### What is required
In the part of the records that opens with the line containing "noise-blob [277, 110, 283, 118]" and closes with the line containing "faint-blob [474, 218, 478, 222]", change "signal-blob" to "strong-blob" and reproduce only those lines, with nothing else altered.

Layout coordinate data
+++++
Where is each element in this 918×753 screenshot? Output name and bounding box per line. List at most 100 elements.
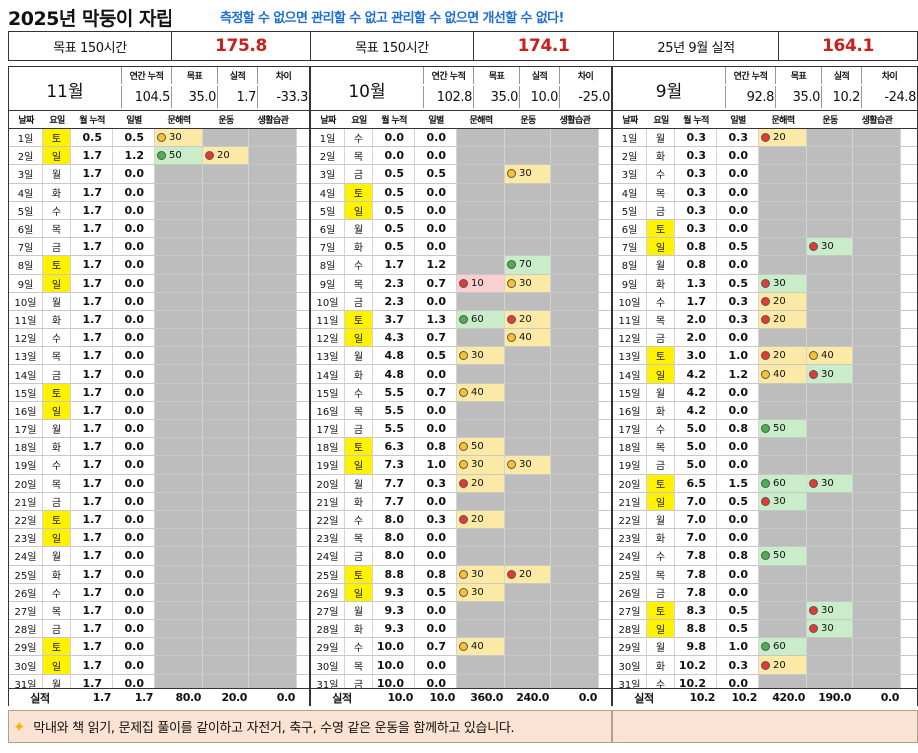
- literacy-cell[interactable]: 20: [759, 310, 807, 329]
- habit-cell[interactable]: [853, 583, 901, 601]
- literacy-cell[interactable]: [155, 583, 203, 601]
- habit-cell[interactable]: [249, 292, 297, 310]
- habit-cell[interactable]: [551, 438, 599, 456]
- literacy-cell[interactable]: [155, 492, 203, 510]
- exercise-cell[interactable]: 40: [807, 347, 853, 365]
- habit-cell[interactable]: [249, 129, 297, 147]
- exercise-cell[interactable]: [203, 510, 249, 529]
- habit-cell[interactable]: [551, 365, 599, 383]
- exercise-cell[interactable]: 30: [807, 365, 853, 383]
- literacy-cell[interactable]: [155, 383, 203, 401]
- literacy-cell[interactable]: [457, 201, 505, 219]
- habit-cell[interactable]: [249, 420, 297, 438]
- habit-cell[interactable]: [551, 292, 599, 310]
- habit-cell[interactable]: [551, 656, 599, 674]
- exercise-cell[interactable]: [807, 274, 853, 292]
- literacy-cell[interactable]: 60: [759, 638, 807, 656]
- habit-cell[interactable]: [249, 583, 297, 601]
- literacy-cell[interactable]: [759, 165, 807, 183]
- exercise-cell[interactable]: [505, 638, 551, 656]
- exercise-cell[interactable]: [505, 492, 551, 510]
- literacy-cell[interactable]: [155, 674, 203, 692]
- literacy-cell[interactable]: 30: [457, 347, 505, 365]
- habit-cell[interactable]: [551, 401, 599, 419]
- exercise-cell[interactable]: [807, 420, 853, 438]
- habit-cell[interactable]: [249, 656, 297, 674]
- habit-cell[interactable]: [853, 347, 901, 365]
- literacy-cell[interactable]: [155, 529, 203, 547]
- literacy-cell[interactable]: [155, 401, 203, 419]
- exercise-cell[interactable]: [807, 383, 853, 401]
- habit-cell[interactable]: [853, 147, 901, 165]
- exercise-cell[interactable]: [203, 310, 249, 329]
- habit-cell[interactable]: [551, 492, 599, 510]
- literacy-cell[interactable]: [457, 329, 505, 347]
- habit-cell[interactable]: [551, 547, 599, 565]
- habit-cell[interactable]: [853, 383, 901, 401]
- literacy-cell[interactable]: [155, 274, 203, 292]
- habit-cell[interactable]: [853, 456, 901, 474]
- exercise-cell[interactable]: [807, 492, 853, 510]
- literacy-cell[interactable]: [759, 456, 807, 474]
- exercise-cell[interactable]: [505, 401, 551, 419]
- habit-cell[interactable]: [853, 274, 901, 292]
- exercise-cell[interactable]: [203, 292, 249, 310]
- exercise-cell[interactable]: 20: [203, 147, 249, 165]
- habit-cell[interactable]: [551, 383, 599, 401]
- literacy-cell[interactable]: [759, 183, 807, 201]
- exercise-cell[interactable]: [203, 638, 249, 656]
- habit-cell[interactable]: [249, 238, 297, 256]
- literacy-cell[interactable]: 30: [457, 565, 505, 583]
- habit-cell[interactable]: [551, 674, 599, 692]
- habit-cell[interactable]: [853, 420, 901, 438]
- literacy-cell[interactable]: 50: [155, 147, 203, 165]
- habit-cell[interactable]: [249, 438, 297, 456]
- habit-cell[interactable]: [853, 492, 901, 510]
- habit-cell[interactable]: [249, 510, 297, 529]
- exercise-cell[interactable]: [203, 129, 249, 147]
- exercise-cell[interactable]: [807, 638, 853, 656]
- habit-cell[interactable]: [853, 620, 901, 638]
- exercise-cell[interactable]: 30: [505, 165, 551, 183]
- habit-cell[interactable]: [551, 583, 599, 601]
- exercise-cell[interactable]: [505, 601, 551, 620]
- literacy-cell[interactable]: 20: [759, 347, 807, 365]
- exercise-cell[interactable]: [203, 492, 249, 510]
- habit-cell[interactable]: [249, 310, 297, 329]
- exercise-cell[interactable]: [505, 147, 551, 165]
- habit-cell[interactable]: [249, 401, 297, 419]
- habit-cell[interactable]: [551, 529, 599, 547]
- habit-cell[interactable]: [551, 638, 599, 656]
- literacy-cell[interactable]: [759, 201, 807, 219]
- literacy-cell[interactable]: [759, 583, 807, 601]
- exercise-cell[interactable]: [807, 656, 853, 674]
- exercise-cell[interactable]: [807, 292, 853, 310]
- literacy-cell[interactable]: 30: [155, 129, 203, 147]
- literacy-cell[interactable]: [155, 347, 203, 365]
- habit-cell[interactable]: [249, 329, 297, 347]
- literacy-cell[interactable]: 20: [759, 656, 807, 674]
- literacy-cell[interactable]: [155, 547, 203, 565]
- literacy-cell[interactable]: [155, 474, 203, 492]
- habit-cell[interactable]: [249, 674, 297, 692]
- literacy-cell[interactable]: 20: [759, 292, 807, 310]
- habit-cell[interactable]: [853, 547, 901, 565]
- literacy-cell[interactable]: [155, 365, 203, 383]
- exercise-cell[interactable]: [505, 656, 551, 674]
- habit-cell[interactable]: [853, 656, 901, 674]
- exercise-cell[interactable]: [505, 547, 551, 565]
- habit-cell[interactable]: [249, 347, 297, 365]
- literacy-cell[interactable]: [759, 256, 807, 274]
- literacy-cell[interactable]: [759, 601, 807, 620]
- habit-cell[interactable]: [249, 274, 297, 292]
- exercise-cell[interactable]: [203, 238, 249, 256]
- habit-cell[interactable]: [853, 256, 901, 274]
- habit-cell[interactable]: [551, 474, 599, 492]
- exercise-cell[interactable]: [203, 583, 249, 601]
- habit-cell[interactable]: [551, 510, 599, 529]
- literacy-cell[interactable]: [457, 420, 505, 438]
- habit-cell[interactable]: [249, 547, 297, 565]
- exercise-cell[interactable]: [807, 510, 853, 529]
- habit-cell[interactable]: [551, 165, 599, 183]
- literacy-cell[interactable]: [759, 238, 807, 256]
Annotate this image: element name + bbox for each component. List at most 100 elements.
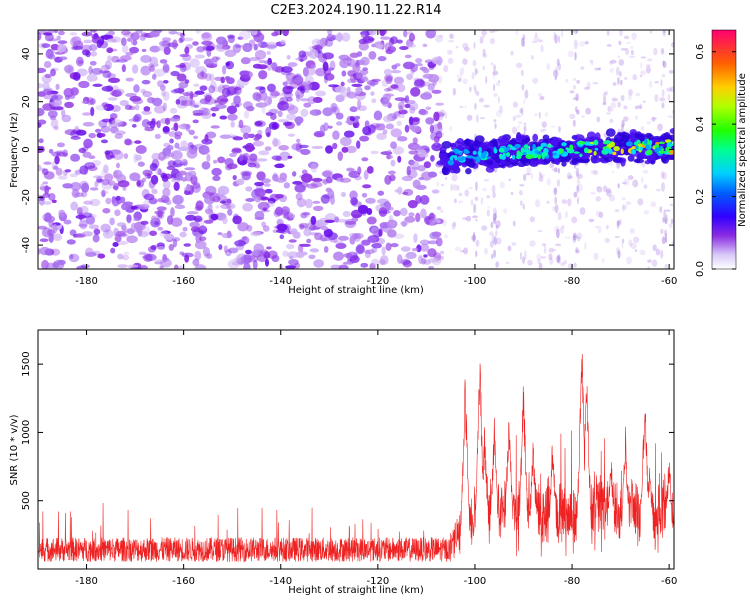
noise-blob [277, 110, 283, 118]
noise-blob [69, 253, 74, 260]
faint-blob [659, 97, 666, 102]
noise-blob [434, 35, 443, 43]
faint-blob [463, 247, 469, 255]
signal-blob [441, 166, 451, 176]
noise-blob [282, 85, 293, 95]
noise-blob [281, 66, 293, 73]
signal-hotspot [457, 156, 465, 162]
faint-blob [470, 199, 474, 206]
noise-blob [101, 118, 112, 123]
noise-blob [107, 97, 118, 101]
faint-blob [454, 198, 457, 204]
noise-blob [264, 146, 272, 151]
noise-blob [126, 214, 132, 223]
noise-blob [44, 185, 49, 196]
noise-blob [232, 147, 242, 153]
noise-blob [151, 188, 158, 194]
faint-blob [540, 256, 547, 259]
signal-blob [486, 142, 493, 148]
noise-blob [390, 84, 399, 89]
noise-blob [346, 91, 357, 99]
noise-blob [390, 159, 396, 167]
faint-blob [538, 92, 542, 97]
faint-blob [448, 39, 455, 43]
noise-blob [377, 56, 387, 62]
signal-blob [532, 133, 539, 142]
noise-blob [288, 258, 299, 266]
streak-blob [492, 207, 497, 216]
noise-blob [364, 85, 371, 91]
faint-blob [452, 221, 457, 227]
noise-blob [294, 262, 301, 269]
signal-blob [551, 139, 559, 148]
faint-blob [535, 199, 541, 208]
noise-blob [337, 218, 348, 223]
faint-blob [440, 209, 444, 213]
noise-blob [357, 105, 368, 112]
noise-blob [410, 161, 420, 171]
noise-blob [100, 133, 106, 138]
faint-blob [584, 242, 587, 250]
noise-blob [390, 242, 399, 248]
faint-blob [662, 30, 666, 37]
noise-blob [47, 49, 56, 55]
noise-blob [50, 102, 60, 108]
noise-blob [133, 113, 142, 122]
signal-blob [620, 135, 630, 142]
snr-x-tick-label: -120 [366, 576, 389, 587]
faint-blob [502, 208, 508, 214]
faint-blob [632, 179, 639, 188]
noise-blob [407, 199, 418, 209]
faint-blob [584, 41, 589, 45]
noise-blob [408, 102, 419, 111]
faint-blob [606, 30, 610, 36]
noise-blob [198, 144, 210, 155]
noise-blob [141, 225, 150, 236]
noise-blob [337, 151, 343, 161]
faint-blob [474, 218, 478, 222]
signal-hotspot [613, 145, 620, 152]
noise-blob [295, 192, 303, 201]
faint-blob [653, 47, 658, 56]
noise-blob [427, 257, 439, 263]
streak-blob [474, 67, 477, 76]
noise-blob [358, 41, 369, 51]
noise-blob [420, 208, 427, 219]
noise-blob [370, 91, 375, 96]
faint-blob [593, 252, 599, 261]
noise-blob [82, 112, 92, 116]
noise-blob [268, 121, 280, 130]
noise-blob [154, 133, 161, 140]
noise-blob [132, 39, 138, 46]
faint-blob [439, 34, 444, 38]
faint-blob [449, 33, 454, 39]
faint-blob [479, 117, 486, 120]
noise-blob [212, 175, 221, 182]
noise-blob [62, 183, 74, 189]
noise-blob [183, 243, 192, 247]
noise-blob [371, 243, 382, 249]
noise-blob [250, 231, 262, 237]
noise-blob [276, 163, 285, 167]
faint-blob [623, 116, 629, 122]
faint-blob [544, 112, 549, 117]
noise-blob [156, 206, 167, 212]
noise-blob [211, 167, 222, 176]
signal-blob [629, 128, 637, 136]
signal-hotspot [514, 143, 521, 148]
noise-blob [162, 65, 170, 74]
faint-blob [634, 105, 638, 110]
noise-blob [325, 176, 333, 184]
faint-blob [451, 173, 458, 182]
faint-blob [529, 216, 535, 223]
noise-blob [127, 219, 132, 224]
noise-blob [140, 88, 147, 94]
streak-blob [573, 262, 577, 268]
noise-blob [180, 177, 188, 182]
noise-blob [219, 115, 228, 120]
noise-blob [423, 161, 431, 169]
faint-blob [546, 63, 550, 71]
noise-blob [351, 232, 359, 240]
noise-blob [70, 201, 79, 211]
noise-blob [63, 87, 74, 98]
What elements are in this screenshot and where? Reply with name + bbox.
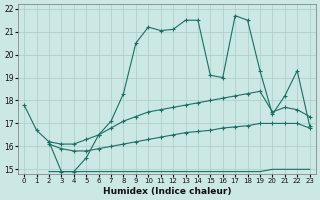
X-axis label: Humidex (Indice chaleur): Humidex (Indice chaleur) [103,187,231,196]
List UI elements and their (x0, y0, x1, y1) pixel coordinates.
+++++
### Correct result
noise-blob [277, 110, 283, 118]
noise-blob [69, 253, 74, 260]
faint-blob [659, 97, 666, 102]
noise-blob [434, 35, 443, 43]
faint-blob [463, 247, 469, 255]
strong-blob [441, 166, 451, 176]
noise-blob [282, 85, 293, 95]
noise-blob [281, 66, 293, 73]
signal-hotspot [457, 156, 465, 162]
faint-blob [470, 199, 474, 206]
noise-blob [101, 118, 112, 123]
noise-blob [107, 97, 118, 101]
faint-blob [454, 198, 457, 204]
noise-blob [264, 146, 272, 151]
noise-blob [126, 214, 132, 223]
noise-blob [44, 185, 49, 196]
noise-blob [232, 147, 242, 153]
noise-blob [151, 188, 158, 194]
faint-blob [540, 256, 547, 259]
strong-blob [486, 142, 493, 148]
noise-blob [390, 84, 399, 89]
noise-blob [346, 91, 357, 99]
noise-blob [390, 159, 396, 167]
faint-blob [538, 92, 542, 97]
faint-blob [448, 39, 455, 43]
noise-blob [377, 56, 387, 62]
strong-blob [532, 133, 539, 142]
noise-blob [288, 258, 299, 266]
streak-blob [492, 207, 497, 216]
noise-blob [364, 85, 371, 91]
faint-blob [452, 221, 457, 227]
noise-blob [294, 262, 301, 269]
strong-blob [551, 139, 559, 148]
faint-blob [535, 199, 541, 208]
noise-blob [337, 218, 348, 223]
faint-blob [440, 209, 444, 213]
noise-blob [357, 105, 368, 112]
noise-blob [410, 161, 420, 171]
noise-blob [100, 133, 106, 138]
faint-blob [584, 242, 587, 250]
noise-blob [390, 242, 399, 248]
faint-blob [662, 30, 666, 37]
noise-blob [47, 49, 56, 55]
noise-blob [50, 102, 60, 108]
noise-blob [133, 113, 142, 122]
strong-blob [620, 135, 630, 142]
snr-x-tick-label: -120 [366, 576, 389, 587]
faint-blob [502, 208, 508, 214]
faint-blob [632, 179, 639, 188]
noise-blob [407, 199, 418, 209]
faint-blob [584, 41, 589, 45]
noise-blob [408, 102, 419, 111]
faint-blob [606, 30, 610, 36]
noise-blob [198, 144, 210, 155]
noise-blob [141, 225, 150, 236]
noise-blob [337, 151, 343, 161]
faint-blob [474, 218, 478, 222]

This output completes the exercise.